--- EXTRACTED DATA ---

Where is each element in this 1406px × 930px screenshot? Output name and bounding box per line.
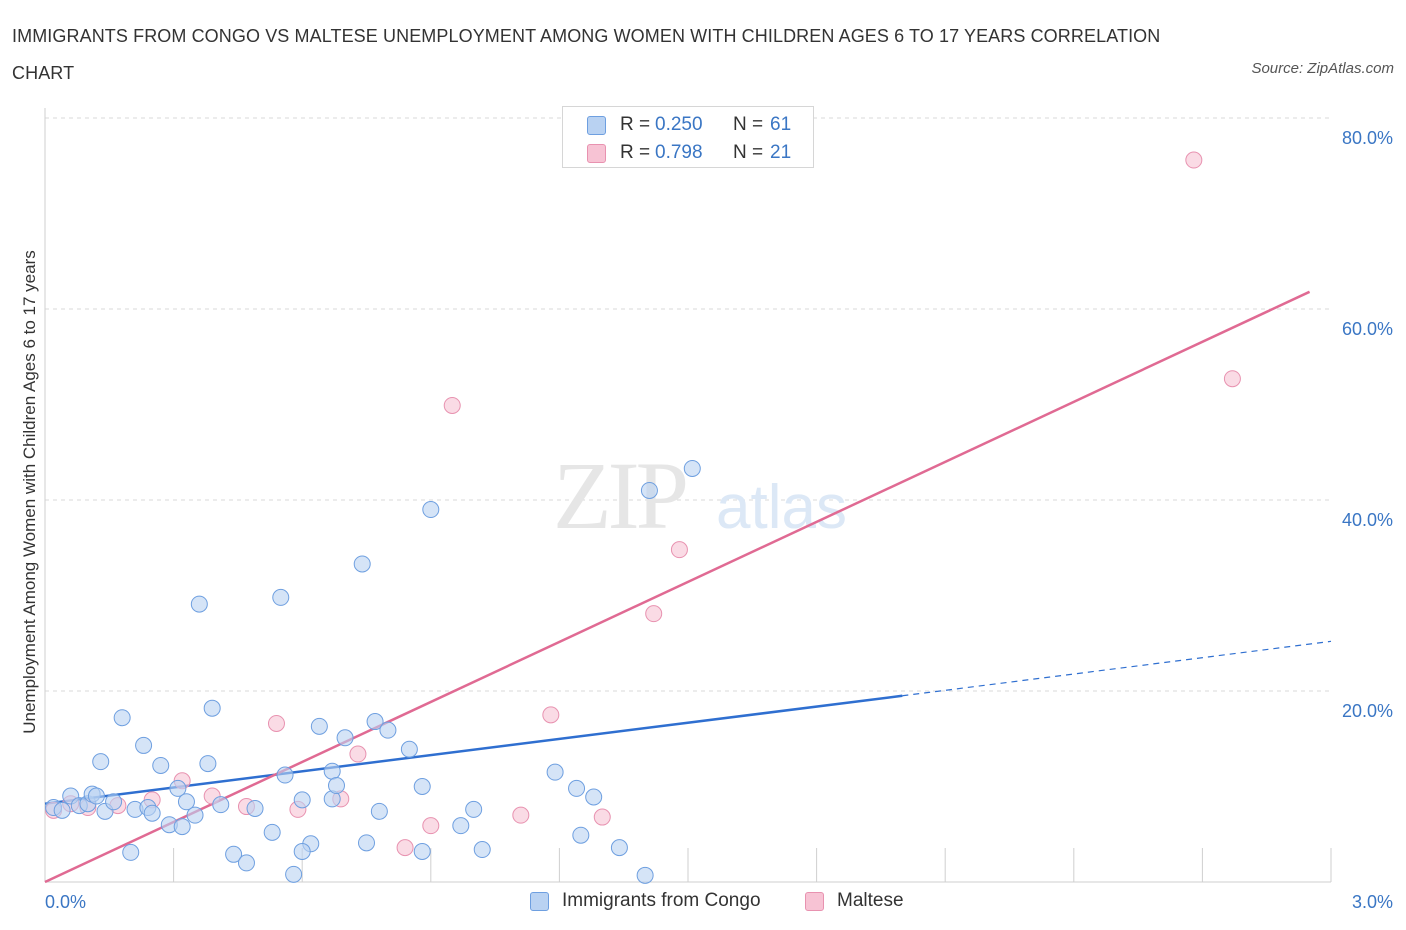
legend-label-congo: Immigrants from Congo (562, 890, 761, 911)
data-point-congo (413, 842, 431, 860)
data-point-congo (336, 729, 354, 747)
data-point-congo (473, 841, 491, 859)
y-tick-label: 40.0% (1342, 510, 1393, 530)
data-point-congo (327, 777, 345, 795)
y-tick-label: 20.0% (1342, 701, 1393, 721)
data-point-congo (323, 762, 341, 780)
data-point-congo (358, 834, 375, 852)
data-point-congo (246, 799, 264, 817)
data-point-congo (276, 766, 294, 784)
data-point-congo (285, 865, 303, 883)
source-label: Source: ZipAtlas.com (1251, 60, 1394, 77)
data-point-congo (105, 793, 123, 811)
data-point-congo (203, 699, 221, 717)
data-point-congo (135, 736, 153, 754)
n-label: N = (733, 114, 764, 135)
data-point-congo (683, 459, 701, 477)
data-point-congo (636, 866, 654, 884)
data-point-congo (177, 793, 195, 811)
r-value: 0.798 (655, 142, 703, 163)
y-axis-label: Unemployment Among Women with Children A… (20, 250, 39, 734)
trend-line-maltese (44, 290, 1311, 884)
data-point-congo (379, 721, 397, 739)
data-point-maltese (422, 817, 440, 835)
data-point-congo (169, 779, 187, 797)
trend-line-congo-projection (902, 640, 1332, 697)
data-point-congo (572, 826, 590, 844)
data-point-congo (546, 763, 564, 781)
watermark-atlas: atlas (716, 473, 847, 542)
r-label: R = (620, 142, 651, 163)
data-point-congo (413, 778, 431, 795)
chart-title: IMMIGRANTS FROM CONGO VS MALTESE UNEMPLO… (12, 26, 1161, 83)
x-tick-label: 0.0% (45, 892, 86, 912)
x-tick-label: 3.0% (1352, 892, 1393, 912)
data-point-congo (199, 755, 217, 773)
data-point-congo (585, 788, 603, 806)
data-point-congo (568, 779, 586, 797)
data-point-congo (53, 801, 71, 819)
data-point-congo (353, 555, 371, 573)
data-point-congo (452, 817, 470, 835)
y-tick-label: 60.0% (1342, 319, 1393, 339)
trend-lines (44, 290, 1332, 884)
data-point-maltese (670, 541, 688, 559)
n-value: 21 (770, 142, 792, 163)
r-label: R = (620, 114, 651, 135)
data-point-maltese (1185, 151, 1203, 169)
tick-labels: 20.0% 40.0% 60.0% 80.0% 0.0% 3.0% (45, 128, 1393, 912)
r-value: 0.250 (655, 114, 703, 135)
n-label: N = (733, 142, 764, 163)
data-point-congo (465, 800, 483, 818)
data-point-congo (122, 843, 140, 861)
data-point-maltese (542, 706, 560, 724)
legend-label-maltese: Maltese (837, 890, 904, 911)
data-point-congo (400, 740, 418, 758)
data-point-maltese (443, 396, 461, 414)
swatch-congo (587, 116, 606, 135)
data-point-congo (263, 823, 281, 841)
axes (44, 108, 1332, 883)
swatch-maltese (587, 144, 606, 163)
legend-swatch-congo (530, 892, 549, 911)
data-point-congo (640, 481, 658, 499)
data-point-maltese (1223, 370, 1241, 388)
data-point-congo (92, 753, 110, 771)
n-value: 61 (770, 114, 792, 135)
legend-swatch-maltese (805, 892, 824, 911)
data-point-maltese (512, 806, 530, 824)
watermark-zip: ZIP (553, 442, 686, 549)
data-point-congo (370, 802, 388, 820)
data-point-congo (293, 791, 311, 809)
y-tick-label: 80.0% (1342, 128, 1393, 148)
data-point-maltese (267, 714, 285, 732)
series-congo (45, 459, 701, 884)
data-point-congo (237, 854, 255, 872)
data-point-congo (212, 796, 230, 814)
data-point-maltese (593, 808, 611, 826)
data-point-congo (173, 818, 191, 836)
data-point-congo (272, 588, 290, 606)
data-point-congo (293, 842, 311, 860)
data-point-congo (186, 806, 204, 824)
data-point-congo (87, 787, 105, 805)
data-point-congo (113, 709, 131, 727)
data-point-congo (366, 713, 384, 731)
data-point-congo (422, 501, 440, 519)
data-point-congo (190, 595, 208, 613)
gridlines (45, 117, 1331, 692)
data-point-congo (225, 845, 243, 863)
data-point-maltese (645, 605, 663, 623)
data-point-congo (610, 839, 628, 857)
data-point-congo (143, 804, 161, 822)
data-point-congo (310, 717, 328, 735)
data-point-maltese (349, 745, 367, 763)
data-point-maltese (396, 839, 414, 857)
watermark: ZIP atlas (553, 442, 847, 549)
data-point-congo (152, 756, 170, 774)
stats-legend: R = 0.250 N = 61 R = 0.798 N = 21 (562, 106, 814, 168)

---

EXERCISE AIM - Put the lines above into a JSON list of strings, one string per line, with blank lines left out and the pictures left out.

EXERCISE RESULT -
[
  "Where is each element in this 1406px × 930px screenshot? Output name and bounding box per line.",
  "legend-label-congo: Immigrants from Congo (562, 890, 761, 911)",
  "data-point-congo (413, 842, 431, 860)",
  "data-point-congo (336, 729, 354, 747)",
  "data-point-congo (473, 841, 491, 859)",
  "y-tick-label: 40.0% (1342, 510, 1393, 530)",
  "data-point-congo (327, 777, 345, 795)",
  "y-tick-label: 20.0% (1342, 701, 1393, 721)",
  "data-point-congo (323, 762, 341, 780)",
  "data-point-congo (358, 834, 375, 852)",
  "data-point-congo (246, 799, 264, 817)",
  "data-point-congo (276, 766, 294, 784)",
  "data-point-congo (285, 865, 303, 883)",
  "source-label: Source: ZipAtlas.com (1251, 60, 1394, 77)",
  "data-point-congo (105, 793, 123, 811)",
  "data-point-congo (203, 699, 221, 717)",
  "data-point-congo (135, 736, 153, 754)",
  "n-label: N = (733, 114, 764, 135)",
  "data-point-congo (683, 459, 701, 477)",
  "data-point-congo (636, 866, 654, 884)",
  "data-point-congo (177, 793, 195, 811)",
  "r-value: 0.798 (655, 142, 703, 163)",
  "y-axis-label: Unemployment Among Women with Children A… (20, 250, 39, 734)",
  "trend-line-maltese (44, 290, 1311, 884)",
  "data-point-congo (379, 721, 397, 739)",
  "data-point-maltese (422, 817, 440, 835)",
  "data-point-congo (169, 779, 187, 797)",
  "trend-line-congo-projection (902, 640, 1332, 697)",
  "data-point-congo (572, 826, 590, 844)",
  "data-point-congo (546, 763, 564, 781)",
  "watermark-atlas: atlas (716, 473, 847, 542)",
  "r-label: R = (620, 142, 651, 163)",
  "data-point-congo (413, 778, 431, 795)",
  "chart-title: IMMIGRANTS FROM CONGO VS MALTESE UNEMPLO… (12, 26, 1161, 83)",
  "x-tick-label: 0.0% (45, 892, 86, 912)",
  "x-tick-label: 3.0% (1352, 892, 1393, 912)",
  "data-point-congo (199, 755, 217, 773)",
  "data-point-congo (585, 788, 603, 806)",
  "data-point-congo (568, 779, 586, 797)",
  "data-point-congo (53, 801, 71, 819)",
  "data-point-congo (353, 555, 371, 573)",
  "data-point-congo (452, 817, 470, 835)",
  "y-tick-label: 60.0% (1342, 319, 1393, 339)",
  "trend-lines (44, 290, 1332, 884)",
  "data-point-maltese (670, 541, 688, 559)",
  "n-value: 21 (770, 142, 792, 163)",
  "r-label: R = (620, 114, 651, 135)",
  "data-point-maltese (1185, 151, 1203, 169)",
  "tick-labels: 20.0% 40.0% 60.0% 80.0% 0.0% 3.0% (45, 128, 1393, 912)",
  "r-value: 0.250 (655, 114, 703, 135)",
  "n-label: N = (733, 142, 764, 163)",
  "data-point-congo (465, 800, 483, 818)",
  "data-point-congo (122, 843, 140, 861)",
  "data-point-maltese (542, 706, 560, 724)",
  "legend-label-maltese: Maltese (837, 890, 904, 911)",
  "data-point-congo (400, 740, 418, 758)",
  "data-point-maltese (443, 396, 461, 414)",
  "swatch-congo (587, 116, 606, 135)",
  "data-point-congo (263, 823, 281, 841)",
  "axes (44, 108, 1332, 883)",
  "swatch-maltese (587, 144, 606, 163)",
  "legend-swatch-congo (530, 892, 549, 911)",
  "data-point-congo (640, 481, 658, 499)",
  "data-point-maltese (1223, 370, 1241, 388)",
  "data-point-congo (92, 753, 110, 771)",
  "n-value: 61 (770, 114, 792, 135)",
  "legend-swatch-maltese (805, 892, 824, 911)",
  "data-point-maltese (512, 806, 530, 824)",
  "watermark-zip: ZIP (553, 442, 686, 549)",
  "data-point-congo (370, 802, 388, 820)",
  "data-point-congo (293, 791, 311, 809)",
  "y-tick-label: 80.0% (1342, 128, 1393, 148)",
  "data-point-maltese (267, 714, 285, 732)",
  "series-congo (45, 459, 701, 884)",
  "data-point-congo (237, 854, 255, 872)",
  "data-point-congo (212, 796, 230, 814)",
  "data-point-maltese (593, 808, 611, 826)",
  "data-point-congo (173, 818, 191, 836)",
  "data-point-congo (272, 588, 290, 606)",
  "data-point-congo (293, 842, 311, 860)",
  "data-point-congo (186, 806, 204, 824)",
  "data-point-congo (87, 787, 105, 805)",
  "data-point-congo (113, 709, 131, 727)",
  "data-point-congo (366, 713, 384, 731)",
  "data-point-congo (422, 501, 440, 519)",
  "data-point-congo (190, 595, 208, 613)",
  "gridlines (45, 117, 1331, 692)",
  "data-point-congo (225, 845, 243, 863)",
  "data-point-maltese (645, 605, 663, 623)",
  "data-point-congo (610, 839, 628, 857)",
  "data-point-congo (143, 804, 161, 822)",
  "data-point-congo (310, 717, 328, 735)",
  "data-point-maltese (349, 745, 367, 763)",
  "data-point-maltese (396, 839, 414, 857)",
  "watermark: ZIP atlas (553, 442, 847, 549)",
  "data-point-congo (152, 756, 170, 774)",
  "stats-legend: R = 0.250 N = 61 R = 0.798 N = 21 (562, 106, 814, 168)"
]